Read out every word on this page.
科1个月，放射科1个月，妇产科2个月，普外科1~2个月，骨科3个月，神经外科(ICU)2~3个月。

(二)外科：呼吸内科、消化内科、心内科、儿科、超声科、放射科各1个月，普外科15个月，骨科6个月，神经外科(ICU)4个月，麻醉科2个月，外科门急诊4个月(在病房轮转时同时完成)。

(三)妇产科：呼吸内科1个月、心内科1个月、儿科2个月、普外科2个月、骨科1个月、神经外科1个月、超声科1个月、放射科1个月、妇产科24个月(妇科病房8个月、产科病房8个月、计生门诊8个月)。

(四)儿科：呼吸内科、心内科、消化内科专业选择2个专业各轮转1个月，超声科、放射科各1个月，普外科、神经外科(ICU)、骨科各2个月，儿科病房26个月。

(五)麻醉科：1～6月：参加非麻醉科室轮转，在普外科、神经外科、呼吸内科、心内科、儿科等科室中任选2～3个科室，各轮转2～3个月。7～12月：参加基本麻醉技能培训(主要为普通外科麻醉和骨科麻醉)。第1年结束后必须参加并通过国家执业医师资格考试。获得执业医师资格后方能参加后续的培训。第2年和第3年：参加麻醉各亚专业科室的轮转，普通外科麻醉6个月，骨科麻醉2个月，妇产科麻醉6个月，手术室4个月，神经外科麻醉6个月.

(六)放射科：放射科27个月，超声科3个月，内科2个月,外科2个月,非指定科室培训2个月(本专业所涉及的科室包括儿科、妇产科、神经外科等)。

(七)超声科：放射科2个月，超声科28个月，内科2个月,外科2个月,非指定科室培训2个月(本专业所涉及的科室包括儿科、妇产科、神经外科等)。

* * *

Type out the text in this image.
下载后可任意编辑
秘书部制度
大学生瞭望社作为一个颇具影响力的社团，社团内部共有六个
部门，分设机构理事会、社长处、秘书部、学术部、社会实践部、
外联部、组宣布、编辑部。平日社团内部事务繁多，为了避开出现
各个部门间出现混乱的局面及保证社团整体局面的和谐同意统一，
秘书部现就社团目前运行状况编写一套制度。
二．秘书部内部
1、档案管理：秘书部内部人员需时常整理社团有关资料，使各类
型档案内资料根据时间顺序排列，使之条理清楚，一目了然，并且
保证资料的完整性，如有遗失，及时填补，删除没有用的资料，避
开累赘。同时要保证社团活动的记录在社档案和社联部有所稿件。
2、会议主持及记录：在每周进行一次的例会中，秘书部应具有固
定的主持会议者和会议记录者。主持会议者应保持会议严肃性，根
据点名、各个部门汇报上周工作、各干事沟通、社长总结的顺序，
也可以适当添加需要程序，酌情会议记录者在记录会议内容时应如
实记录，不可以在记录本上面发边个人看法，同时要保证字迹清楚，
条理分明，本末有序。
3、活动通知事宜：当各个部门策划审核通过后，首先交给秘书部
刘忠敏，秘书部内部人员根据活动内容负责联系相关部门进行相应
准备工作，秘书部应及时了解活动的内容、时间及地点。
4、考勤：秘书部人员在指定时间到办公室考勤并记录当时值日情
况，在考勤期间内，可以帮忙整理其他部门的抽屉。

...

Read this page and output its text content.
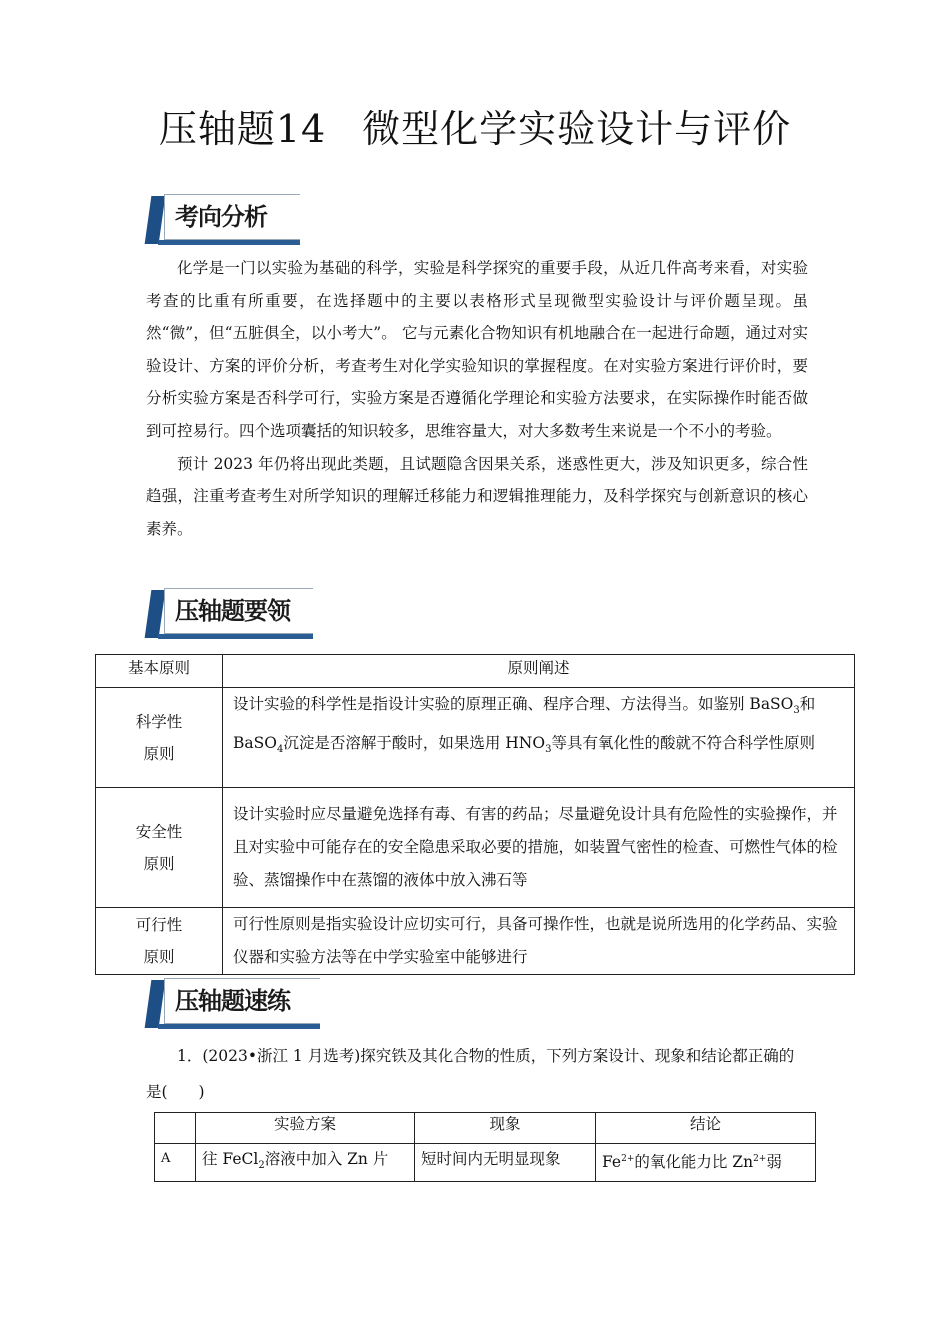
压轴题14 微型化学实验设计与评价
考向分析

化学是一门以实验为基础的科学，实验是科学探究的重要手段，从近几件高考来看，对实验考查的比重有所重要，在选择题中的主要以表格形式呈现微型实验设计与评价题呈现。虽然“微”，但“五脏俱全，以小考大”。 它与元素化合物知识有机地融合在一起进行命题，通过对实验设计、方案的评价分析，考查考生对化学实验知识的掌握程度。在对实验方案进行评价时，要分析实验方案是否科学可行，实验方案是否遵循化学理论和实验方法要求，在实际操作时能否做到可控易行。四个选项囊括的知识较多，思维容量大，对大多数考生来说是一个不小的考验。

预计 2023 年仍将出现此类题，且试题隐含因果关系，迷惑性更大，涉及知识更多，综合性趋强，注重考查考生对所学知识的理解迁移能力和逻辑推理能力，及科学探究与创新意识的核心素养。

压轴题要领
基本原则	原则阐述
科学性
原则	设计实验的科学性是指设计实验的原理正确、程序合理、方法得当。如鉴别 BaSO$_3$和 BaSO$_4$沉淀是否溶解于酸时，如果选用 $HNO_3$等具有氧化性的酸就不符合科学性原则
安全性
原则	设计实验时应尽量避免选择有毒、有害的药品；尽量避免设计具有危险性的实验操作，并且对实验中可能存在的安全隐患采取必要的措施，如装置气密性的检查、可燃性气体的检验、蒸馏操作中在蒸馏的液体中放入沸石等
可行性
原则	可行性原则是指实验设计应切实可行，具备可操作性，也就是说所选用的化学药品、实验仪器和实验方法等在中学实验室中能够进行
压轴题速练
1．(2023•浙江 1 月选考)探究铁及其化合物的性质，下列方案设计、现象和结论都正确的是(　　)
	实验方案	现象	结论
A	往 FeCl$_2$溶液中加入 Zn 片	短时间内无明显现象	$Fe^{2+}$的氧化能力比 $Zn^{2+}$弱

WRITTEN REQUEST: Every line in the data that holds "Read" should be copied out.

SOLUTION FOR THIS TASK:
Read out every word on this page.
Read this page and output its text content.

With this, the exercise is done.